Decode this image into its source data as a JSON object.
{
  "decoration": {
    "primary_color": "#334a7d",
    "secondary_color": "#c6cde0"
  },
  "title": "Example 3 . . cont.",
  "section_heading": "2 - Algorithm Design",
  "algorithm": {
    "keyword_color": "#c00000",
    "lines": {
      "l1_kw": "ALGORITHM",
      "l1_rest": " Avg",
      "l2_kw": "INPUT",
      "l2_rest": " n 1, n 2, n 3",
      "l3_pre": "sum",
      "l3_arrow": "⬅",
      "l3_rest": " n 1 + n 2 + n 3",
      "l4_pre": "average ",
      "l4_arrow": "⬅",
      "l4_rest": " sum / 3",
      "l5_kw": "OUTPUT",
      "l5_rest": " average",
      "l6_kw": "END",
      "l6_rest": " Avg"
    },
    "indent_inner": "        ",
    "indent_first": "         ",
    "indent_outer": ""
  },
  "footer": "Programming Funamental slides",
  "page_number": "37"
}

•••

## THE REQUEST
Copy the material above back out, exactly as written.

## EXERCISE ANSWER
Decode this image into its source data as a JSON object.
{
  "decoration": {
    "primary_color": "#334a7d",
    "secondary_color": "#c6cde0"
  },
  "title": "Example 3 . . cont.",
  "section_heading": "2 - Algorithm Design",
  "algorithm": {
    "keyword_color": "#c00000",
    "lines": {
      "l1_kw": "ALGORITHM",
      "l1_rest": " Avg",
      "l2_kw": "INPUT",
      "l2_rest": " n 1, n 2, n 3",
      "l3_pre": "sum",
      "l3_arrow": "⬅",
      "l3_rest": " n 1 + n 2 + n 3",
      "l4_pre": "average ",
      "l4_arrow": "⬅",
      "l4_rest": " sum / 3",
      "l5_kw": "OUTPUT",
      "l5_rest": " average",
      "l6_kw": "END",
      "l6_rest": " Avg"
    },
    "indent_inner": "        ",
    "indent_first": "         ",
    "indent_outer": ""
  },
  "footer": "Programming Funamental slides",
  "page_number": "37"
}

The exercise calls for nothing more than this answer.